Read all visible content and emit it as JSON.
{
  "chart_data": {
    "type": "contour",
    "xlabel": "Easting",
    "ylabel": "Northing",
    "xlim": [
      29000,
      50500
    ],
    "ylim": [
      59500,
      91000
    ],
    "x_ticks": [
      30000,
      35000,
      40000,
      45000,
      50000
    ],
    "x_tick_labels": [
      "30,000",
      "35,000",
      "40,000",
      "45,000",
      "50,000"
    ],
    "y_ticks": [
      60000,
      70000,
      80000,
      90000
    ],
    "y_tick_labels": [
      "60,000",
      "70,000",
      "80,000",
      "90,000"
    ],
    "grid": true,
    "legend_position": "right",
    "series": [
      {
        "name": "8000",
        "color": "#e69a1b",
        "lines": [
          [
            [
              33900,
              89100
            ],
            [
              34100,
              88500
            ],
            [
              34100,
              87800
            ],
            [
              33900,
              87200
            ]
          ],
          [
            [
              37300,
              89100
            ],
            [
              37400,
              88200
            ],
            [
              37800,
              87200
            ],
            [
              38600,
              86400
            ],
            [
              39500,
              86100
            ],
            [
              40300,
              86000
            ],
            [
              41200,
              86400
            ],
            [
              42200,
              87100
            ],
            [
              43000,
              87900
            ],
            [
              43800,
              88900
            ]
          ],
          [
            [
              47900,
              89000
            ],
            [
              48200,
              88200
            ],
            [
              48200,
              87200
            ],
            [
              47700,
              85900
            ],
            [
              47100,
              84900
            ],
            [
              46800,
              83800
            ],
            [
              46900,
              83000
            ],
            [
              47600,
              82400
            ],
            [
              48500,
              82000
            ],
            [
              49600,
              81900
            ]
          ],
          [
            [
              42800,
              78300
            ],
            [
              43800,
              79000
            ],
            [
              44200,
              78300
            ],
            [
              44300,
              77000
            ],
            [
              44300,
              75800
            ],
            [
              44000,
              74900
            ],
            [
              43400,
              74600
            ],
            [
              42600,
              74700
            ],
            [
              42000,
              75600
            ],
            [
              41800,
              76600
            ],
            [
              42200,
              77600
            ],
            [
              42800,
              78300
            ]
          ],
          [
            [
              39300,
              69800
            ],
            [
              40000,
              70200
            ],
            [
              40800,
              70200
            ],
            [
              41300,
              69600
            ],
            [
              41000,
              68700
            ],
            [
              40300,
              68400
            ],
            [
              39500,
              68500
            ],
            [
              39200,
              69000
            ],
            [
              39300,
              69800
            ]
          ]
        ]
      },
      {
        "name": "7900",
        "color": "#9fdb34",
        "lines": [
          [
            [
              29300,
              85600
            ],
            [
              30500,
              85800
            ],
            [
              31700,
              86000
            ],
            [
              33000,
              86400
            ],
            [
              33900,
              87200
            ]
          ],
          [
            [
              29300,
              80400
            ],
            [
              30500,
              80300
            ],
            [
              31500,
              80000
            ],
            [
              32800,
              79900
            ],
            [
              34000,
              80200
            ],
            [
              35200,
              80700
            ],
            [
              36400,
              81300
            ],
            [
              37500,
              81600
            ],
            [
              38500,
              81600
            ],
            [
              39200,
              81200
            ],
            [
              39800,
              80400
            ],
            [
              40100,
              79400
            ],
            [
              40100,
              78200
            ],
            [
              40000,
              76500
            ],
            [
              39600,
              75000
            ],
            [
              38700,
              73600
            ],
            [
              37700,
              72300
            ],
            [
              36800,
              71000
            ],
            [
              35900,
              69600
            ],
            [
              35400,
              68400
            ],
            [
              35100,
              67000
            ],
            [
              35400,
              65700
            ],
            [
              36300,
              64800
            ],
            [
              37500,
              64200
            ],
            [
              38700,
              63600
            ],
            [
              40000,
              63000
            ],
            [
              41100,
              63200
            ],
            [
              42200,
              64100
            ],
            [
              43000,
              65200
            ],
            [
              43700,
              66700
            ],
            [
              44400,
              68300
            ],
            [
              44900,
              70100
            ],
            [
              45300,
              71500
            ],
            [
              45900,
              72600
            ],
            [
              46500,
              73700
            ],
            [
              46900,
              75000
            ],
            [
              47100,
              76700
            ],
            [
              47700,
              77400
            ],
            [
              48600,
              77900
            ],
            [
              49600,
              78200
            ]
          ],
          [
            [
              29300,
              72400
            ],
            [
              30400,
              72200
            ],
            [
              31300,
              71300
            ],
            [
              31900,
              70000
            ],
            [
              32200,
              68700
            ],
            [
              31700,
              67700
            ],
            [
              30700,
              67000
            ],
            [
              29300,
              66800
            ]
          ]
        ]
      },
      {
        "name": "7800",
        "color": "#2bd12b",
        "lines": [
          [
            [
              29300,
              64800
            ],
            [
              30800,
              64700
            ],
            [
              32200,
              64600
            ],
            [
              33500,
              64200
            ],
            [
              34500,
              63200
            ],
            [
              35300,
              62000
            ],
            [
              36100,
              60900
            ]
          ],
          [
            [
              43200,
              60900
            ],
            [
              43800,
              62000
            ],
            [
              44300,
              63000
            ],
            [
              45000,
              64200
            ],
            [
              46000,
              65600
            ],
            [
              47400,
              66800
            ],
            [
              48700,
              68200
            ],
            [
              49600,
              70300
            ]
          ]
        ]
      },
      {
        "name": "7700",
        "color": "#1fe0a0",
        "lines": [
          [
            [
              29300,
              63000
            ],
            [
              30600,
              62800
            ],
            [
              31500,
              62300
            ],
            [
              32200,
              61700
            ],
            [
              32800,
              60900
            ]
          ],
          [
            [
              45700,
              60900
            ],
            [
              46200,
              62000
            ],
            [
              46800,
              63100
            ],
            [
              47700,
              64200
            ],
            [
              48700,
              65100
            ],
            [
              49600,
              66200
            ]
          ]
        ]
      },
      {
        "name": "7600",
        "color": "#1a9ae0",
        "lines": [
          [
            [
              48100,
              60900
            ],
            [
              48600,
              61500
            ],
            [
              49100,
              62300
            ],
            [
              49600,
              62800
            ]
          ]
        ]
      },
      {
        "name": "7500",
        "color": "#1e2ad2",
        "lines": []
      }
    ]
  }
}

==

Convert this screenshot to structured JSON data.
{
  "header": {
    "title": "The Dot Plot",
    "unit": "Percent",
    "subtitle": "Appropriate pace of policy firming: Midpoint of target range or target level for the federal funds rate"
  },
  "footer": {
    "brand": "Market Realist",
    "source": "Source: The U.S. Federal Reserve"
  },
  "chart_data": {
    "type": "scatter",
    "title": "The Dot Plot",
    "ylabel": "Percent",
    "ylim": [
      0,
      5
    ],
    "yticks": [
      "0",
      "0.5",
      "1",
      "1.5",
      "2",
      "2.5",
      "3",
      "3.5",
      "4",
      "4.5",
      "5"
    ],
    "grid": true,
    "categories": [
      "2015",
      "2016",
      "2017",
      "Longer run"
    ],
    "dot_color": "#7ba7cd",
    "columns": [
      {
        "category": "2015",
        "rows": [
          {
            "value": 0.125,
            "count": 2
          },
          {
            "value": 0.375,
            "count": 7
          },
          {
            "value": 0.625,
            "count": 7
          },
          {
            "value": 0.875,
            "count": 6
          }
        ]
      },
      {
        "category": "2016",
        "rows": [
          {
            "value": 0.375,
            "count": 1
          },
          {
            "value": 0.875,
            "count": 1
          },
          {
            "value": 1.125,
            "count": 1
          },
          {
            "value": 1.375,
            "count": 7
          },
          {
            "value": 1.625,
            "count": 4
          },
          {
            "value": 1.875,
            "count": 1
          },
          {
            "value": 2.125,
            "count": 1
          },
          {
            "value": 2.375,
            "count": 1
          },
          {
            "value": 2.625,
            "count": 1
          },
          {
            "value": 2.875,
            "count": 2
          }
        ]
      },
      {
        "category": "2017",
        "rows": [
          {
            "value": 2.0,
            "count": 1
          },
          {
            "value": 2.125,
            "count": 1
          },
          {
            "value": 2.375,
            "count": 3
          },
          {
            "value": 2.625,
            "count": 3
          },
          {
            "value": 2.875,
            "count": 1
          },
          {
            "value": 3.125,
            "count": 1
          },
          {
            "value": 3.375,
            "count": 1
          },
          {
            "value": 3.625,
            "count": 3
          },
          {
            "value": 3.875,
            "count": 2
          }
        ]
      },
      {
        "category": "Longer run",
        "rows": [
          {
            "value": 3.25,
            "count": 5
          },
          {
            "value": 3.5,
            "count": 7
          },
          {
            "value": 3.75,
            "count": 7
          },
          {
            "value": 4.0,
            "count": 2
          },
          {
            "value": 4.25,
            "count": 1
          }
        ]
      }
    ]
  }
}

**WHAT TO DO:**
Find every line with the word "category" and state how many there are, with no other words.

**SOLUTION TO THIS PROBLEM:**
4